Your task is to reproduce the material exactly.

▸ Dataset entries
========================================

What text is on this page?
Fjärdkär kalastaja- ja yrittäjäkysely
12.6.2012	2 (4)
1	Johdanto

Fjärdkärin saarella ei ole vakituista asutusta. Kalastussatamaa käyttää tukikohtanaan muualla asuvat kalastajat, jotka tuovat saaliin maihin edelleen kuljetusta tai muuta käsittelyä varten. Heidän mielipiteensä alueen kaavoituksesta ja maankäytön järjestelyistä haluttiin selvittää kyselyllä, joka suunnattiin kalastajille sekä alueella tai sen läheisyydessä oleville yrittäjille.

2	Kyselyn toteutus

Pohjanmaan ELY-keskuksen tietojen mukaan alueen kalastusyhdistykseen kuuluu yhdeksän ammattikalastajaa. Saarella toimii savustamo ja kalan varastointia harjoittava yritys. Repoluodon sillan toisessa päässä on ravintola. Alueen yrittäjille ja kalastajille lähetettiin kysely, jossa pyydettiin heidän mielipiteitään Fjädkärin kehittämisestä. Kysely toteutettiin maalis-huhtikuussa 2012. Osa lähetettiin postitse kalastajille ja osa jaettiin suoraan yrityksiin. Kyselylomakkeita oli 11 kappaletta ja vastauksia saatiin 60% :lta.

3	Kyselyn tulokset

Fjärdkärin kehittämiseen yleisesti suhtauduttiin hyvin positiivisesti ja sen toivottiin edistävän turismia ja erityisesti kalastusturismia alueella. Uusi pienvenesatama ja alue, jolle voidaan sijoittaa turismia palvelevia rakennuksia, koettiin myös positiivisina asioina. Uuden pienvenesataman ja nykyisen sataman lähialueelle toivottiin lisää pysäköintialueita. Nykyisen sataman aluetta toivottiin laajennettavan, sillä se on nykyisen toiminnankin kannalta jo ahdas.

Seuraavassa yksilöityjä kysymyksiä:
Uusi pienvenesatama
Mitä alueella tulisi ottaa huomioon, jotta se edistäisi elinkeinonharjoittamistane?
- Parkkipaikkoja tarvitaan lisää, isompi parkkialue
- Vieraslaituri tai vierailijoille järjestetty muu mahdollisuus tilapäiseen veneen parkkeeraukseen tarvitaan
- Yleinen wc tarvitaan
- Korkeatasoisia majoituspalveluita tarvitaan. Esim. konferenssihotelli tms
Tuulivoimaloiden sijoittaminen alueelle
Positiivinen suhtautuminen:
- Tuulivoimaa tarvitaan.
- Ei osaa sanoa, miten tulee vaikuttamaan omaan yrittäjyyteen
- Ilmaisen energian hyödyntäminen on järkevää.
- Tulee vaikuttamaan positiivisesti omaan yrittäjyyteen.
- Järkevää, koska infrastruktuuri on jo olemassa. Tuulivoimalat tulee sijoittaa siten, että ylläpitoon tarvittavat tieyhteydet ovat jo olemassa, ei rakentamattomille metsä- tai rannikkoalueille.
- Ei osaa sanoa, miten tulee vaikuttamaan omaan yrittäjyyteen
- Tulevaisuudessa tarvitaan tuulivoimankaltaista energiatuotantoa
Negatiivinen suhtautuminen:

========================================

▸ Exercise output
What text is on this page?
Fjärdkär kalastaja- ja yrittäjäkysely
12.6.2012	2 (4)
1	Johdanto

Fjärdkärin saarella ei ole vakituista asutusta. Kalastussatamaa käyttää tukikohtanaan muualla asuvat kalastajat, jotka tuovat saaliin maihin edelleen kuljetusta tai muuta käsittelyä varten. Heidän mielipiteensä alueen kaavoituksesta ja maankäytön järjestelyistä haluttiin selvittää kyselyllä, joka suunnattiin kalastajille sekä alueella tai sen läheisyydessä oleville yrittäjille.

2	Kyselyn toteutus

Pohjanmaan ELY-keskuksen tietojen mukaan alueen kalastusyhdistykseen kuuluu yhdeksän ammattikalastajaa. Saarella toimii savustamo ja kalan varastointia harjoittava yritys. Repoluodon sillan toisessa päässä on ravintola. Alueen yrittäjille ja kalastajille lähetettiin kysely, jossa pyydettiin heidän mielipiteitään Fjädkärin kehittämisestä. Kysely toteutettiin maalis-huhtikuussa 2012. Osa lähetettiin postitse kalastajille ja osa jaettiin suoraan yrityksiin. Kyselylomakkeita oli 11 kappaletta ja vastauksia saatiin 60% :lta.

3	Kyselyn tulokset

Fjärdkärin kehittämiseen yleisesti suhtauduttiin hyvin positiivisesti ja sen toivottiin edistävän turismia ja erityisesti kalastusturismia alueella. Uusi pienvenesatama ja alue, jolle voidaan sijoittaa turismia palvelevia rakennuksia, koettiin myös positiivisina asioina. Uuden pienvenesataman ja nykyisen sataman lähialueelle toivottiin lisää pysäköintialueita. Nykyisen sataman aluetta toivottiin laajennettavan, sillä se on nykyisen toiminnankin kannalta jo ahdas.

Seuraavassa yksilöityjä kysymyksiä:
Uusi pienvenesatama
Mitä alueella tulisi ottaa huomioon, jotta se edistäisi elinkeinonharjoittamistane?
- Parkkipaikkoja tarvitaan lisää, isompi parkkialue
- Vieraslaituri tai vierailijoille järjestetty muu mahdollisuus tilapäiseen veneen parkkeeraukseen tarvitaan
- Yleinen wc tarvitaan
- Korkeatasoisia majoituspalveluita tarvitaan. Esim. konferenssihotelli tms
Tuulivoimaloiden sijoittaminen alueelle
Positiivinen suhtautuminen:
- Tuulivoimaa tarvitaan.
- Ei osaa sanoa, miten tulee vaikuttamaan omaan yrittäjyyteen
- Ilmaisen energian hyödyntäminen on järkevää.
- Tulee vaikuttamaan positiivisesti omaan yrittäjyyteen.
- Järkevää, koska infrastruktuuri on jo olemassa. Tuulivoimalat tulee sijoittaa siten, että ylläpitoon tarvittavat tieyhteydet ovat jo olemassa, ei rakentamattomille metsä- tai rannikkoalueille.
- Ei osaa sanoa, miten tulee vaikuttamaan omaan yrittäjyyteen
- Tulevaisuudessa tarvitaan tuulivoimankaltaista energiatuotantoa
Negatiivinen suhtautuminen:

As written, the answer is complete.